Extracted records:

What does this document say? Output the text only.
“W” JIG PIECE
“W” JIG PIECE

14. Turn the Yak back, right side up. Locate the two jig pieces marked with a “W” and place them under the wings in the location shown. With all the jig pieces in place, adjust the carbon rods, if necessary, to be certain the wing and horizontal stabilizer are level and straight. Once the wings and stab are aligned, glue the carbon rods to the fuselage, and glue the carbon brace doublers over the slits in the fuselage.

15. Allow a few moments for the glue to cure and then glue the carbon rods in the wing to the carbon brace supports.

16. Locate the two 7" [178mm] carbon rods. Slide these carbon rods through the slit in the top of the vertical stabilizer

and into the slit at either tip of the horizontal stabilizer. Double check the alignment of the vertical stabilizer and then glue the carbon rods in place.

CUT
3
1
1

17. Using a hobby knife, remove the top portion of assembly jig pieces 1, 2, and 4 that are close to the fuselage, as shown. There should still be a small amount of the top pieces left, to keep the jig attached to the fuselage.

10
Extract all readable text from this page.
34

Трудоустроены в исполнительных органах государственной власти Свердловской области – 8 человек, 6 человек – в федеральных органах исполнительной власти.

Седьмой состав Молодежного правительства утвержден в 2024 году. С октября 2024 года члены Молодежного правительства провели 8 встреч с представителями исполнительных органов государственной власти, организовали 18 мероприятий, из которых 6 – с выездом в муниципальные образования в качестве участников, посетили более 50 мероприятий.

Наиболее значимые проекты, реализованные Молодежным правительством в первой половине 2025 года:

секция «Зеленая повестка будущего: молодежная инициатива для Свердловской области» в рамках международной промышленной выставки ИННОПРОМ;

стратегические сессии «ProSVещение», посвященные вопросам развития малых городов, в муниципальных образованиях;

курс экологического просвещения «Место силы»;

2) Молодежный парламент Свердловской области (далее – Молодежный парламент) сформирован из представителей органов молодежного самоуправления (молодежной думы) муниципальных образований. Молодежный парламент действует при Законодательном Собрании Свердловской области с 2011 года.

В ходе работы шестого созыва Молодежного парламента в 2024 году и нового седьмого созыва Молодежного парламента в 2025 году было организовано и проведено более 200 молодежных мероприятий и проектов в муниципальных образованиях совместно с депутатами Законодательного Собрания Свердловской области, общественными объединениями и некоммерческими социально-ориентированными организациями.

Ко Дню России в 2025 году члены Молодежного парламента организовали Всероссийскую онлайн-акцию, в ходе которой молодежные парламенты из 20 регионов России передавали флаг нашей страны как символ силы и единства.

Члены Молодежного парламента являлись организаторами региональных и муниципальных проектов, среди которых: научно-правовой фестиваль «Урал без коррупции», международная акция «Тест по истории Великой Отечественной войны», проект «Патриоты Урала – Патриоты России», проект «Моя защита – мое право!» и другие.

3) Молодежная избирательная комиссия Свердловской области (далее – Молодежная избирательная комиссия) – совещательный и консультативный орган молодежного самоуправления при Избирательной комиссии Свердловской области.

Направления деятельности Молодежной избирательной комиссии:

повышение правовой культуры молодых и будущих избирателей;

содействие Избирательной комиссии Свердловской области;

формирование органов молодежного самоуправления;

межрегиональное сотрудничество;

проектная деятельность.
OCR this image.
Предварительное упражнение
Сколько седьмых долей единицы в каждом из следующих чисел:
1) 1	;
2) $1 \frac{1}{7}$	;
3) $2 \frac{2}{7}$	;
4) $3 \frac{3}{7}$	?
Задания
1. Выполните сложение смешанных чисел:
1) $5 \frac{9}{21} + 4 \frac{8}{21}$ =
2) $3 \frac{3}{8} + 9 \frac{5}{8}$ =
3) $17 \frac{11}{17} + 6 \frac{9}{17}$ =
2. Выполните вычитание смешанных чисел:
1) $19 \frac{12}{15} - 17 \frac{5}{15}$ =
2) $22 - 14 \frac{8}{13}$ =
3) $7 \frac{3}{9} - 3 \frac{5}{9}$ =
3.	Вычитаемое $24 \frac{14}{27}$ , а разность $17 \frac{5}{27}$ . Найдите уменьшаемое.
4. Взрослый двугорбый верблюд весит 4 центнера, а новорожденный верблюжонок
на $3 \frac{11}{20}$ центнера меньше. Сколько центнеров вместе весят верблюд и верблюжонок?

■ **Task**: Please reproduce each record precisely as written.

■ **Final result**:
What does this document say? Output the text only.
“W” JIG PIECE
“W” JIG PIECE

14. Turn the Yak back, right side up. Locate the two jig pieces marked with a “W” and place them under the wings in the location shown. With all the jig pieces in place, adjust the carbon rods, if necessary, to be certain the wing and horizontal stabilizer are level and straight. Once the wings and stab are aligned, glue the carbon rods to the fuselage, and glue the carbon brace doublers over the slits in the fuselage.

15. Allow a few moments for the glue to cure and then glue the carbon rods in the wing to the carbon brace supports.

16. Locate the two 7" [178mm] carbon rods. Slide these carbon rods through the slit in the top of the vertical stabilizer

and into the slit at either tip of the horizontal stabilizer. Double check the alignment of the vertical stabilizer and then glue the carbon rods in place.

CUT
3
1
1

17. Using a hobby knife, remove the top portion of assembly jig pieces 1, 2, and 4 that are close to the fuselage, as shown. There should still be a small amount of the top pieces left, to keep the jig attached to the fuselage.

10
Extract all readable text from this page.
34

Трудоустроены в исполнительных органах государственной власти Свердловской области – 8 человек, 6 человек – в федеральных органах исполнительной власти.

Седьмой состав Молодежного правительства утвержден в 2024 году. С октября 2024 года члены Молодежного правительства провели 8 встреч с представителями исполнительных органов государственной власти, организовали 18 мероприятий, из которых 6 – с выездом в муниципальные образования в качестве участников, посетили более 50 мероприятий.

Наиболее значимые проекты, реализованные Молодежным правительством в первой половине 2025 года:

секция «Зеленая повестка будущего: молодежная инициатива для Свердловской области» в рамках международной промышленной выставки ИННОПРОМ;

стратегические сессии «ProSVещение», посвященные вопросам развития малых городов, в муниципальных образованиях;

курс экологического просвещения «Место силы»;

2) Молодежный парламент Свердловской области (далее – Молодежный парламент) сформирован из представителей органов молодежного самоуправления (молодежной думы) муниципальных образований. Молодежный парламент действует при Законодательном Собрании Свердловской области с 2011 года.

В ходе работы шестого созыва Молодежного парламента в 2024 году и нового седьмого созыва Молодежного парламента в 2025 году было организовано и проведено более 200 молодежных мероприятий и проектов в муниципальных образованиях совместно с депутатами Законодательного Собрания Свердловской области, общественными объединениями и некоммерческими социально-ориентированными организациями.

Ко Дню России в 2025 году члены Молодежного парламента организовали Всероссийскую онлайн-акцию, в ходе которой молодежные парламенты из 20 регионов России передавали флаг нашей страны как символ силы и единства.

Члены Молодежного парламента являлись организаторами региональных и муниципальных проектов, среди которых: научно-правовой фестиваль «Урал без коррупции», международная акция «Тест по истории Великой Отечественной войны», проект «Патриоты Урала – Патриоты России», проект «Моя защита – мое право!» и другие.

3) Молодежная избирательная комиссия Свердловской области (далее – Молодежная избирательная комиссия) – совещательный и консультативный орган молодежного самоуправления при Избирательной комиссии Свердловской области.

Направления деятельности Молодежной избирательной комиссии:

повышение правовой культуры молодых и будущих избирателей;

содействие Избирательной комиссии Свердловской области;

формирование органов молодежного самоуправления;

межрегиональное сотрудничество;

проектная деятельность.
OCR this image.
Предварительное упражнение
Сколько седьмых долей единицы в каждом из следующих чисел:
1) 1	;
2) $1 \frac{1}{7}$	;
3) $2 \frac{2}{7}$	;
4) $3 \frac{3}{7}$	?
Задания
1. Выполните сложение смешанных чисел:
1) $5 \frac{9}{21} + 4 \frac{8}{21}$ =
2) $3 \frac{3}{8} + 9 \frac{5}{8}$ =
3) $17 \frac{11}{17} + 6 \frac{9}{17}$ =
2. Выполните вычитание смешанных чисел:
1) $19 \frac{12}{15} - 17 \frac{5}{15}$ =
2) $22 - 14 \frac{8}{13}$ =
3) $7 \frac{3}{9} - 3 \frac{5}{9}$ =
3.	Вычитаемое $24 \frac{14}{27}$ , а разность $17 \frac{5}{27}$ . Найдите уменьшаемое.
4. Взрослый двугорбый верблюд весит 4 центнера, а новорожденный верблюжонок
на $3 \frac{11}{20}$ центнера меньше. Сколько центнеров вместе весят верблюд и верблюжонок?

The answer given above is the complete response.